Material for the task ▸

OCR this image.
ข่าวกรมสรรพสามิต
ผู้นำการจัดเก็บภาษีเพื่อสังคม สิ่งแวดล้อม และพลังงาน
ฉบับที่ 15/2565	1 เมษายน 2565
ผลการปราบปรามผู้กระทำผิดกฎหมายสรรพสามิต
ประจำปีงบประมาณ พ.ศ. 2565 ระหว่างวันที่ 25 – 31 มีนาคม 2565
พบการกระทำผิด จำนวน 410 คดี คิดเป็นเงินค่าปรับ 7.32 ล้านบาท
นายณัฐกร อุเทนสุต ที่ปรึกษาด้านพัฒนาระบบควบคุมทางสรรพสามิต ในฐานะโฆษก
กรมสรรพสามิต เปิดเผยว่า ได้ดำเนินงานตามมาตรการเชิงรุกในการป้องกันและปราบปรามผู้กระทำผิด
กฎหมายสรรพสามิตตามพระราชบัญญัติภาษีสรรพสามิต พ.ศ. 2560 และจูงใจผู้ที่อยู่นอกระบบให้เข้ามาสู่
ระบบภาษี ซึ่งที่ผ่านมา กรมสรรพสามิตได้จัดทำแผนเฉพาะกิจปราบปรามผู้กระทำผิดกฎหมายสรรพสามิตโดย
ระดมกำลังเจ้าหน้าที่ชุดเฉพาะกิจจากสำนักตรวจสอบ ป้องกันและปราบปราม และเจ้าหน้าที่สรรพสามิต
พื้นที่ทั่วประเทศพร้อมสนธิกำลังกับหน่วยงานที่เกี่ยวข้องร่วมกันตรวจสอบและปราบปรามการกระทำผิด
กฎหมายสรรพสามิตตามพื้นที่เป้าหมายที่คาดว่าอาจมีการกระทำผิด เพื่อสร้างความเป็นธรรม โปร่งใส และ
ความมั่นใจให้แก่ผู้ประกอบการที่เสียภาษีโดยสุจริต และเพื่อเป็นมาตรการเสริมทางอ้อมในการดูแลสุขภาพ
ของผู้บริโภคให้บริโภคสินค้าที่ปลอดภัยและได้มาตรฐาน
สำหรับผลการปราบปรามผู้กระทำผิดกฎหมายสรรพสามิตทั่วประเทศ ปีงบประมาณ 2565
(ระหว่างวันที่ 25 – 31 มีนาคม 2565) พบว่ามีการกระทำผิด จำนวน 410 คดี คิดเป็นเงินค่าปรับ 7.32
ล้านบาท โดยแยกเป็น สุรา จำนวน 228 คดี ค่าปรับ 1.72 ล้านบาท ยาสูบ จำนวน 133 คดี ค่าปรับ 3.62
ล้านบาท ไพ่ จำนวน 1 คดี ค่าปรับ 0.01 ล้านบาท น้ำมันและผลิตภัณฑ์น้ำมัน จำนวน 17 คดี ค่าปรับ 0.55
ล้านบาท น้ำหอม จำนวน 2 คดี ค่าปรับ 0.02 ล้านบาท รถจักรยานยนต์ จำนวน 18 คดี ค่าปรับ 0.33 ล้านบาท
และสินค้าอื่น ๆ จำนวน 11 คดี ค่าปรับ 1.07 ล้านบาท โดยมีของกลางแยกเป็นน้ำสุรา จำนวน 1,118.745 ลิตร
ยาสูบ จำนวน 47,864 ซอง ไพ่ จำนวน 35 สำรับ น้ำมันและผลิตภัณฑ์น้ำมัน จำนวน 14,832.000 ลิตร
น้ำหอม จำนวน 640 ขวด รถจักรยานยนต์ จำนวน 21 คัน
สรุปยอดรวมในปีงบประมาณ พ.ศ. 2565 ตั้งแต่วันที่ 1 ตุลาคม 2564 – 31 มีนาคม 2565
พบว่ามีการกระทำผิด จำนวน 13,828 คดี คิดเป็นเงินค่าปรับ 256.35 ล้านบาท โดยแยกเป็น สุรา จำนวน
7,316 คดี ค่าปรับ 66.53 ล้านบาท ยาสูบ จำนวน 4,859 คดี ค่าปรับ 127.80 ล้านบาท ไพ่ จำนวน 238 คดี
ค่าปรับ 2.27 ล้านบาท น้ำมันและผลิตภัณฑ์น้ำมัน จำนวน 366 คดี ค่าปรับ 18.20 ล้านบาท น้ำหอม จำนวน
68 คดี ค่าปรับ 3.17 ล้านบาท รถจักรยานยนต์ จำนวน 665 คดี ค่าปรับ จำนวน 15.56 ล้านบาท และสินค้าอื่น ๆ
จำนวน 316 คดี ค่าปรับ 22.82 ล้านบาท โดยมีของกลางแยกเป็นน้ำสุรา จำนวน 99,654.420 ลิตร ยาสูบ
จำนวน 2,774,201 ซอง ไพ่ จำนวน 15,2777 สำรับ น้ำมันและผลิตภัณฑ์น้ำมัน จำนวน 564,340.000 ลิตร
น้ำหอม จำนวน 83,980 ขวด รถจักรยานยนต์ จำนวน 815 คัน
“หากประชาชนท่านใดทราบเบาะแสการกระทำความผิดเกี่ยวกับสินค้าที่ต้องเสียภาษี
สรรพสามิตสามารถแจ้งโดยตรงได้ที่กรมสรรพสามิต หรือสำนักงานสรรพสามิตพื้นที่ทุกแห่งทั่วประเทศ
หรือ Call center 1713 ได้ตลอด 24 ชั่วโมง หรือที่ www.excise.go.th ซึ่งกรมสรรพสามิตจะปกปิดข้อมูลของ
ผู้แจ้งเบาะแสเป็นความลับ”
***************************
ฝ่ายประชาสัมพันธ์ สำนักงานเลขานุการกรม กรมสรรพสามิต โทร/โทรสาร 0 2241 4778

* * *

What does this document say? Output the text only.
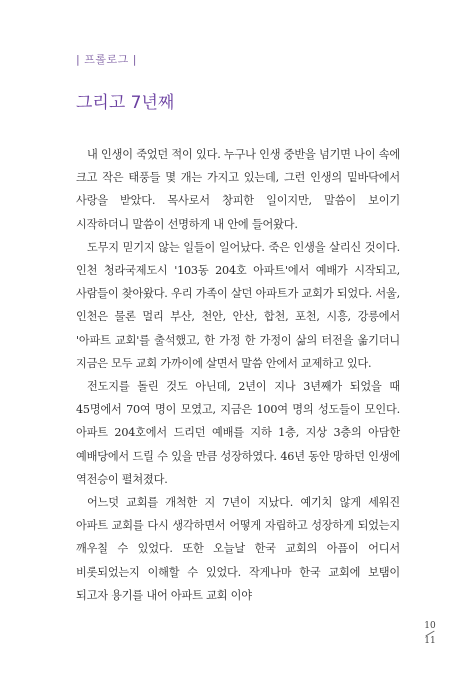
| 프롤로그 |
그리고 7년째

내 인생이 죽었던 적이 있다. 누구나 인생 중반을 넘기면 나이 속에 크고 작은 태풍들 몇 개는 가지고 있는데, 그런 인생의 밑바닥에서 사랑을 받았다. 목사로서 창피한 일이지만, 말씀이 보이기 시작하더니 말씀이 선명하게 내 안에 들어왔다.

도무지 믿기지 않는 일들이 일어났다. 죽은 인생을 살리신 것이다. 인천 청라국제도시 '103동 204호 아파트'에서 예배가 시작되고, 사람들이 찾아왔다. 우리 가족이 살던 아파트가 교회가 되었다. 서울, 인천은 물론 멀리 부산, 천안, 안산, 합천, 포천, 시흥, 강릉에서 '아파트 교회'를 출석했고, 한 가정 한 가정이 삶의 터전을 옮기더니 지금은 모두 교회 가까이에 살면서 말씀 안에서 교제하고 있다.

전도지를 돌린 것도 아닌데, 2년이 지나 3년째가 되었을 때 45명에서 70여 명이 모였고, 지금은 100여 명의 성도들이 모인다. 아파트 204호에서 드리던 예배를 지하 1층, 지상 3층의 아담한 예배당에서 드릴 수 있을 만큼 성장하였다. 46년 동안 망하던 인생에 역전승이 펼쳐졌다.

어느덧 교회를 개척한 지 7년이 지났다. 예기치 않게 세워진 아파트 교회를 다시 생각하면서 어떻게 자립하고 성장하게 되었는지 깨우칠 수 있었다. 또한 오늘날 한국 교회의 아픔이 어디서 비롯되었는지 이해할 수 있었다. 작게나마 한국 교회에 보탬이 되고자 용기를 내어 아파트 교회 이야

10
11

Task prompt ▸ Gather and copy every line of the data in which the string "ระหว" is found.

Result of this exercise ▸
ประจำปีงบประมาณ พ.ศ. 2565 ระหว่างวันที่ 25 – 31 มีนาคม 2565
(ระหว่างวันที่ 25 – 31 มีนาคม 2565) พบว่ามีการกระทำผิด จำนวน 410 คดี คิดเป็นเงินค่าปรับ 7.32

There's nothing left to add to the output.